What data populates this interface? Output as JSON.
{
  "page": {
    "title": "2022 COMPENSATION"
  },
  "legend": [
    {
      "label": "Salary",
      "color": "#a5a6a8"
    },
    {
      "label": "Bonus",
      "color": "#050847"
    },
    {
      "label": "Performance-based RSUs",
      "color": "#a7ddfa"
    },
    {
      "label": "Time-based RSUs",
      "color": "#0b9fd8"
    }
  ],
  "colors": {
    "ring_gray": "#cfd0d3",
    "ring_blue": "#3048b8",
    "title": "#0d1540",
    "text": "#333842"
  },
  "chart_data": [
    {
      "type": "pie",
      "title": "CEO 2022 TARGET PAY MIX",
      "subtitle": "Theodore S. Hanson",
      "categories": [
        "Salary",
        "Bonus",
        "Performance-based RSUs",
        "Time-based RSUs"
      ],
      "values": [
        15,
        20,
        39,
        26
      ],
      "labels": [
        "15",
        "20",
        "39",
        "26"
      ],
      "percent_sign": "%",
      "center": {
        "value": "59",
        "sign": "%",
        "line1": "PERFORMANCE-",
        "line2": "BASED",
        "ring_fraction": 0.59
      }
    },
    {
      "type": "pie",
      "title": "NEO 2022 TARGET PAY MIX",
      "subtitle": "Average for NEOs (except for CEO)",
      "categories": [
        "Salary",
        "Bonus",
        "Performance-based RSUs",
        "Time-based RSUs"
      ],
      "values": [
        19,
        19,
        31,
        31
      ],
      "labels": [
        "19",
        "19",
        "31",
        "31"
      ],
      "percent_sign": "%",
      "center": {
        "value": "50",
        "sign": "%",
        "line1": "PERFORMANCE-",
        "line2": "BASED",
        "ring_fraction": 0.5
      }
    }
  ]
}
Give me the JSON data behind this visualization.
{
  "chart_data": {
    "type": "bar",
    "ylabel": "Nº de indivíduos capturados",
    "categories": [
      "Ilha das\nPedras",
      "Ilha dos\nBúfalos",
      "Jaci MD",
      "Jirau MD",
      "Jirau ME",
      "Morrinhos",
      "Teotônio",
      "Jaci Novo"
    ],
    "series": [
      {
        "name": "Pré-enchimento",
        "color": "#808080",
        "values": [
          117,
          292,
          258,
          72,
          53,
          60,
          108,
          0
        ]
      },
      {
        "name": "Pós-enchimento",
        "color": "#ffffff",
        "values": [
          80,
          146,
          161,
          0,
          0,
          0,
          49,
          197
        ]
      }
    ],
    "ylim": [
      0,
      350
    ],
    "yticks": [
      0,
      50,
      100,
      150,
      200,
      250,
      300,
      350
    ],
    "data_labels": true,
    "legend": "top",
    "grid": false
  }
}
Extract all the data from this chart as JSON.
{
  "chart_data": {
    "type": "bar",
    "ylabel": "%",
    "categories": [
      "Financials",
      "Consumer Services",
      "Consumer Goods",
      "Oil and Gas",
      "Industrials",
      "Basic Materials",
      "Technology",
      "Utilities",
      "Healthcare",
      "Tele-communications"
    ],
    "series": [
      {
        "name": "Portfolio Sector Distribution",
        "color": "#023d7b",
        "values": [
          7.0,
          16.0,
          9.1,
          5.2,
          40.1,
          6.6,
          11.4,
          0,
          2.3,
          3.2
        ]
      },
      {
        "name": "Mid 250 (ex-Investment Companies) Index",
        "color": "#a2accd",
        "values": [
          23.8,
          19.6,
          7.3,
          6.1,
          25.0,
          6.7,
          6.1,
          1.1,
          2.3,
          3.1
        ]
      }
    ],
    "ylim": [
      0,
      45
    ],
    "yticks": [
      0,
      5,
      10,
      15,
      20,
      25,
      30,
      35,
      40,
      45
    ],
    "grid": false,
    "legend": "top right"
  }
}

→ **WRITTEN TASK**
Everything from the line containing "Extract all the data from this chart as JSON." to the end of the records must be written out exactly; include both of those lines and no others.

→ **TASK SOLUTION**
Extract all the data from this chart as JSON.
{
  "chart_data": {
    "type": "bar",
    "ylabel": "%",
    "categories": [
      "Financials",
      "Consumer Services",
      "Consumer Goods",
      "Oil and Gas",
      "Industrials",
      "Basic Materials",
      "Technology",
      "Utilities",
      "Healthcare",
      "Tele-communications"
    ],
    "series": [
      {
        "name": "Portfolio Sector Distribution",
        "color": "#023d7b",
        "values": [
          7.0,
          16.0,
          9.1,
          5.2,
          40.1,
          6.6,
          11.4,
          0,
          2.3,
          3.2
        ]
      },
      {
        "name": "Mid 250 (ex-Investment Companies) Index",
        "color": "#a2accd",
        "values": [
          23.8,
          19.6,
          7.3,
          6.1,
          25.0,
          6.7,
          6.1,
          1.1,
          2.3,
          3.1
        ]
      }
    ],
    "ylim": [
      0,
      45
    ],
    "yticks": [
      0,
      5,
      10,
      15,
      20,
      25,
      30,
      35,
      40,
      45
    ],
    "grid": false,
    "legend": "top right"
  }
}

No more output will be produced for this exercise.